>> BEGIN Extracted information
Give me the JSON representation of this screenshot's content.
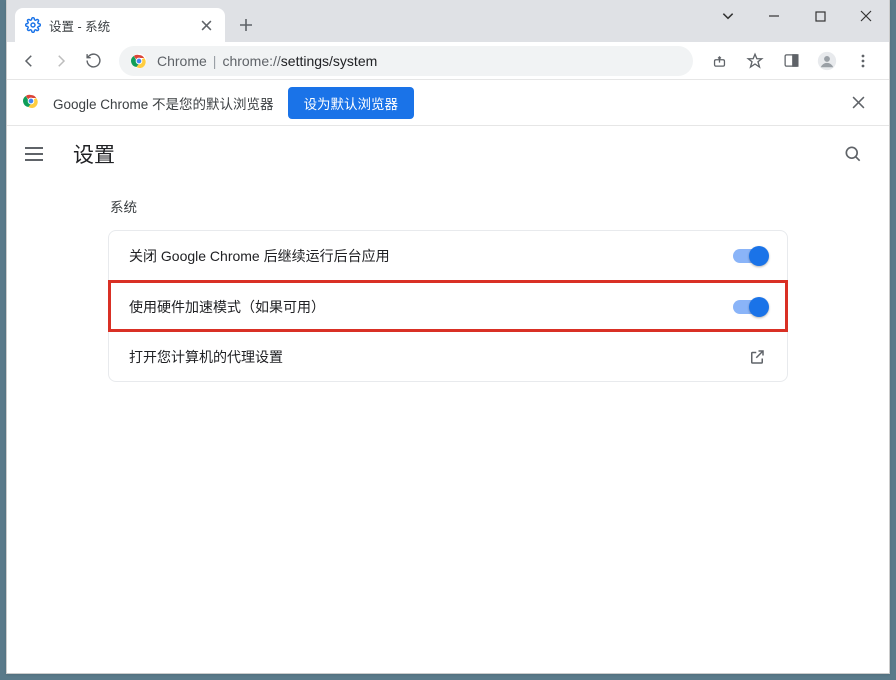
{
  "tab": {
    "title": "设置 - 系统"
  },
  "address": {
    "source_label": "Chrome",
    "scheme": "chrome://",
    "path": "settings/system"
  },
  "infobar": {
    "message": "Google Chrome 不是您的默认浏览器",
    "button": "设为默认浏览器"
  },
  "header": {
    "title": "设置"
  },
  "section": {
    "title": "系统",
    "rows": [
      {
        "label": "关闭 Google Chrome 后继续运行后台应用",
        "type": "toggle",
        "value": true
      },
      {
        "label": "使用硬件加速模式（如果可用）",
        "type": "toggle",
        "value": true,
        "highlight": true
      },
      {
        "label": "打开您计算机的代理设置",
        "type": "link"
      }
    ]
  }
}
>> END Extracted information
* _Required task_
The pictures should not be reproduced; quote all of the other material exactly.

* _Result for this exercise_
Give me the JSON representation of this screenshot's content.
{
  "tab": {
    "title": "设置 - 系统"
  },
  "address": {
    "source_label": "Chrome",
    "scheme": "chrome://",
    "path": "settings/system"
  },
  "infobar": {
    "message": "Google Chrome 不是您的默认浏览器",
    "button": "设为默认浏览器"
  },
  "header": {
    "title": "设置"
  },
  "section": {
    "title": "系统",
    "rows": [
      {
        "label": "关闭 Google Chrome 后继续运行后台应用",
        "type": "toggle",
        "value": true
      },
      {
        "label": "使用硬件加速模式（如果可用）",
        "type": "toggle",
        "value": true,
        "highlight": true
      },
      {
        "label": "打开您计算机的代理设置",
        "type": "link"
      }
    ]
  }
}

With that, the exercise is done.